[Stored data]

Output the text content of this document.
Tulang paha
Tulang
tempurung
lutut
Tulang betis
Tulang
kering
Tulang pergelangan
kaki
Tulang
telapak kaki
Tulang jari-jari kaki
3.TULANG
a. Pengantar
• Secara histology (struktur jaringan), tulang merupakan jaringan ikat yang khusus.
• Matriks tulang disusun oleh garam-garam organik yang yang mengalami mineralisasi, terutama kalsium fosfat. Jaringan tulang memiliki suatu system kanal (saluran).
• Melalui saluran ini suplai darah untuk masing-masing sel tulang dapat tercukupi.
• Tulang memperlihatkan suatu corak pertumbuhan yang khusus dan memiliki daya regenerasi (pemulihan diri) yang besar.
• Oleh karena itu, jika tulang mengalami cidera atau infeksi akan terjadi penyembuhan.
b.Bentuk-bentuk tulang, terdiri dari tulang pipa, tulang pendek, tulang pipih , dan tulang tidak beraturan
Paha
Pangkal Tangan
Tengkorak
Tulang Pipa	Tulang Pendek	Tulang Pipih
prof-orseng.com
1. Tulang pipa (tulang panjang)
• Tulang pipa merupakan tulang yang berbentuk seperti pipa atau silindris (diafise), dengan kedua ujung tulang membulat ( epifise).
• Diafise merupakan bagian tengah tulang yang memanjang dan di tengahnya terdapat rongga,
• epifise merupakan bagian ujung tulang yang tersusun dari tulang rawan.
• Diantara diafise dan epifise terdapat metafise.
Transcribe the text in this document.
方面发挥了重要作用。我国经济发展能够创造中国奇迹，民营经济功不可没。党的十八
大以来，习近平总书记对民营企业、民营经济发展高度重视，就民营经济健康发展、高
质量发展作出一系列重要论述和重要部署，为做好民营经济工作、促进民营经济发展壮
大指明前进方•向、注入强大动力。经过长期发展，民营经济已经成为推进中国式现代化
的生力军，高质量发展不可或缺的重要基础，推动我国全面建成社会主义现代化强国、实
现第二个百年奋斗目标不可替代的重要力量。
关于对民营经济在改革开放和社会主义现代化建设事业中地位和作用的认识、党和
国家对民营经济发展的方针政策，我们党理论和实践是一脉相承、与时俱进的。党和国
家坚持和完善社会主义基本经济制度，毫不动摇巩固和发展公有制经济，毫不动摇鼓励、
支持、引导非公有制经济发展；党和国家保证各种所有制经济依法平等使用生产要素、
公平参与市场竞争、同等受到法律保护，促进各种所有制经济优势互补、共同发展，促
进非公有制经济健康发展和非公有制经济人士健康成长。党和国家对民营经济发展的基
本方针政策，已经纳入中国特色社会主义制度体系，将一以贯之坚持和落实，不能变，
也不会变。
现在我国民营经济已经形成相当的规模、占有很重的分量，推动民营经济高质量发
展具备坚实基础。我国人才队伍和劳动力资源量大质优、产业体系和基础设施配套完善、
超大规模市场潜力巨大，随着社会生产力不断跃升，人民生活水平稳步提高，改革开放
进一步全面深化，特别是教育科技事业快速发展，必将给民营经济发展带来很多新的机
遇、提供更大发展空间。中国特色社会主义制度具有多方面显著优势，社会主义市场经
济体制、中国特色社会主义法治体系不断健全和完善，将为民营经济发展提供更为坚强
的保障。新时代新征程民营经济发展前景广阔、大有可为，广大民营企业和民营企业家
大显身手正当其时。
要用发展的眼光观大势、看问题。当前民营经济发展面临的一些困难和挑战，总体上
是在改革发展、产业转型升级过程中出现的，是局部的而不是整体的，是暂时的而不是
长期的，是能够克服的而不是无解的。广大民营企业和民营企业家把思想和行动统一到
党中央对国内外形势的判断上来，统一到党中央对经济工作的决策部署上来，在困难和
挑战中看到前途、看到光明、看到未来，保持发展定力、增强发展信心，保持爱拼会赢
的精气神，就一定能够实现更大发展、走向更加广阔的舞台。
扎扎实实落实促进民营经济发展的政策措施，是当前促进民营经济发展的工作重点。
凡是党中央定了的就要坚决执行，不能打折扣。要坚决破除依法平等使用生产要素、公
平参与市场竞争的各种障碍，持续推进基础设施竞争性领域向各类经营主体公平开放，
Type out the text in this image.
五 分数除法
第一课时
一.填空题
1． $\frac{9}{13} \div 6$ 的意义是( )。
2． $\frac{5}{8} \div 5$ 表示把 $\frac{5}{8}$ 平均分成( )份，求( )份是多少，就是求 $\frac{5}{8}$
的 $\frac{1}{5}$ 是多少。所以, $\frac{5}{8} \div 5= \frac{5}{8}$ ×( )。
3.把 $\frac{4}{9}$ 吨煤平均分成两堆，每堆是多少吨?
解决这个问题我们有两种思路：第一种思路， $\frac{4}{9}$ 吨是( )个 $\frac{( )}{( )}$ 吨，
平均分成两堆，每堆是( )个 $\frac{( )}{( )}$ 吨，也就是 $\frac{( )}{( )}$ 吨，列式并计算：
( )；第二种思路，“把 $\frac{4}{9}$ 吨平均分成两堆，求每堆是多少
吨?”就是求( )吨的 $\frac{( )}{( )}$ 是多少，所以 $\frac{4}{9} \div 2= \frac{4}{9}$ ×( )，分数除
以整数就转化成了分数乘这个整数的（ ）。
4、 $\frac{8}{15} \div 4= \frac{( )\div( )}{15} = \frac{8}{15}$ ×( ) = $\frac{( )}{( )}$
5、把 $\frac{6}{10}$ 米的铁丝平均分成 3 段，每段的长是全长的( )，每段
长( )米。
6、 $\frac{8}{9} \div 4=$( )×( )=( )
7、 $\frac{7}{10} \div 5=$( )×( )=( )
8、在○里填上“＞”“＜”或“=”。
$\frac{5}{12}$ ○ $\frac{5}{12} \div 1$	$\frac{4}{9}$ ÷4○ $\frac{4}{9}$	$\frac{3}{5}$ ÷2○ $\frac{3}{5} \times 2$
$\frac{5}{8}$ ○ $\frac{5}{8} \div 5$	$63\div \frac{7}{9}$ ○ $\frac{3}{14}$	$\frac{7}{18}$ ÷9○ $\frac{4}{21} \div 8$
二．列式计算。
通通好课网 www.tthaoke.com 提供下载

BRIEF:
Transcribe every entry exactly, omitting nothing.

ANSWER IN FULL:
Output the text content of this document.
Tulang paha
Tulang
tempurung
lutut
Tulang betis
Tulang
kering
Tulang pergelangan
kaki
Tulang
telapak kaki
Tulang jari-jari kaki
3.TULANG
a. Pengantar
• Secara histology (struktur jaringan), tulang merupakan jaringan ikat yang khusus.
• Matriks tulang disusun oleh garam-garam organik yang yang mengalami mineralisasi, terutama kalsium fosfat. Jaringan tulang memiliki suatu system kanal (saluran).
• Melalui saluran ini suplai darah untuk masing-masing sel tulang dapat tercukupi.
• Tulang memperlihatkan suatu corak pertumbuhan yang khusus dan memiliki daya regenerasi (pemulihan diri) yang besar.
• Oleh karena itu, jika tulang mengalami cidera atau infeksi akan terjadi penyembuhan.
b.Bentuk-bentuk tulang, terdiri dari tulang pipa, tulang pendek, tulang pipih , dan tulang tidak beraturan
Paha
Pangkal Tangan
Tengkorak
Tulang Pipa	Tulang Pendek	Tulang Pipih
prof-orseng.com
1. Tulang pipa (tulang panjang)
• Tulang pipa merupakan tulang yang berbentuk seperti pipa atau silindris (diafise), dengan kedua ujung tulang membulat ( epifise).
• Diafise merupakan bagian tengah tulang yang memanjang dan di tengahnya terdapat rongga,
• epifise merupakan bagian ujung tulang yang tersusun dari tulang rawan.
• Diantara diafise dan epifise terdapat metafise.
Transcribe the text in this document.
方面发挥了重要作用。我国经济发展能够创造中国奇迹，民营经济功不可没。党的十八
大以来，习近平总书记对民营企业、民营经济发展高度重视，就民营经济健康发展、高
质量发展作出一系列重要论述和重要部署，为做好民营经济工作、促进民营经济发展壮
大指明前进方•向、注入强大动力。经过长期发展，民营经济已经成为推进中国式现代化
的生力军，高质量发展不可或缺的重要基础，推动我国全面建成社会主义现代化强国、实
现第二个百年奋斗目标不可替代的重要力量。
关于对民营经济在改革开放和社会主义现代化建设事业中地位和作用的认识、党和
国家对民营经济发展的方针政策，我们党理论和实践是一脉相承、与时俱进的。党和国
家坚持和完善社会主义基本经济制度，毫不动摇巩固和发展公有制经济，毫不动摇鼓励、
支持、引导非公有制经济发展；党和国家保证各种所有制经济依法平等使用生产要素、
公平参与市场竞争、同等受到法律保护，促进各种所有制经济优势互补、共同发展，促
进非公有制经济健康发展和非公有制经济人士健康成长。党和国家对民营经济发展的基
本方针政策，已经纳入中国特色社会主义制度体系，将一以贯之坚持和落实，不能变，
也不会变。
现在我国民营经济已经形成相当的规模、占有很重的分量，推动民营经济高质量发
展具备坚实基础。我国人才队伍和劳动力资源量大质优、产业体系和基础设施配套完善、
超大规模市场潜力巨大，随着社会生产力不断跃升，人民生活水平稳步提高，改革开放
进一步全面深化，特别是教育科技事业快速发展，必将给民营经济发展带来很多新的机
遇、提供更大发展空间。中国特色社会主义制度具有多方面显著优势，社会主义市场经
济体制、中国特色社会主义法治体系不断健全和完善，将为民营经济发展提供更为坚强
的保障。新时代新征程民营经济发展前景广阔、大有可为，广大民营企业和民营企业家
大显身手正当其时。
要用发展的眼光观大势、看问题。当前民营经济发展面临的一些困难和挑战，总体上
是在改革发展、产业转型升级过程中出现的，是局部的而不是整体的，是暂时的而不是
长期的，是能够克服的而不是无解的。广大民营企业和民营企业家把思想和行动统一到
党中央对国内外形势的判断上来，统一到党中央对经济工作的决策部署上来，在困难和
挑战中看到前途、看到光明、看到未来，保持发展定力、增强发展信心，保持爱拼会赢
的精气神，就一定能够实现更大发展、走向更加广阔的舞台。
扎扎实实落实促进民营经济发展的政策措施，是当前促进民营经济发展的工作重点。
凡是党中央定了的就要坚决执行，不能打折扣。要坚决破除依法平等使用生产要素、公
平参与市场竞争的各种障碍，持续推进基础设施竞争性领域向各类经营主体公平开放，
Type out the text in this image.
五 分数除法
第一课时
一.填空题
1． $\frac{9}{13} \div 6$ 的意义是( )。
2． $\frac{5}{8} \div 5$ 表示把 $\frac{5}{8}$ 平均分成( )份，求( )份是多少，就是求 $\frac{5}{8}$
的 $\frac{1}{5}$ 是多少。所以, $\frac{5}{8} \div 5= \frac{5}{8}$ ×( )。
3.把 $\frac{4}{9}$ 吨煤平均分成两堆，每堆是多少吨?
解决这个问题我们有两种思路：第一种思路， $\frac{4}{9}$ 吨是( )个 $\frac{( )}{( )}$ 吨，
平均分成两堆，每堆是( )个 $\frac{( )}{( )}$ 吨，也就是 $\frac{( )}{( )}$ 吨，列式并计算：
( )；第二种思路，“把 $\frac{4}{9}$ 吨平均分成两堆，求每堆是多少
吨?”就是求( )吨的 $\frac{( )}{( )}$ 是多少，所以 $\frac{4}{9} \div 2= \frac{4}{9}$ ×( )，分数除
以整数就转化成了分数乘这个整数的（ ）。
4、 $\frac{8}{15} \div 4= \frac{( )\div( )}{15} = \frac{8}{15}$ ×( ) = $\frac{( )}{( )}$
5、把 $\frac{6}{10}$ 米的铁丝平均分成 3 段，每段的长是全长的( )，每段
长( )米。
6、 $\frac{8}{9} \div 4=$( )×( )=( )
7、 $\frac{7}{10} \div 5=$( )×( )=( )
8、在○里填上“＞”“＜”或“=”。
$\frac{5}{12}$ ○ $\frac{5}{12} \div 1$	$\frac{4}{9}$ ÷4○ $\frac{4}{9}$	$\frac{3}{5}$ ÷2○ $\frac{3}{5} \times 2$
$\frac{5}{8}$ ○ $\frac{5}{8} \div 5$	$63\div \frac{7}{9}$ ○ $\frac{3}{14}$	$\frac{7}{18}$ ÷9○ $\frac{4}{21} \div 8$
二．列式计算。
通通好课网 www.tthaoke.com 提供下载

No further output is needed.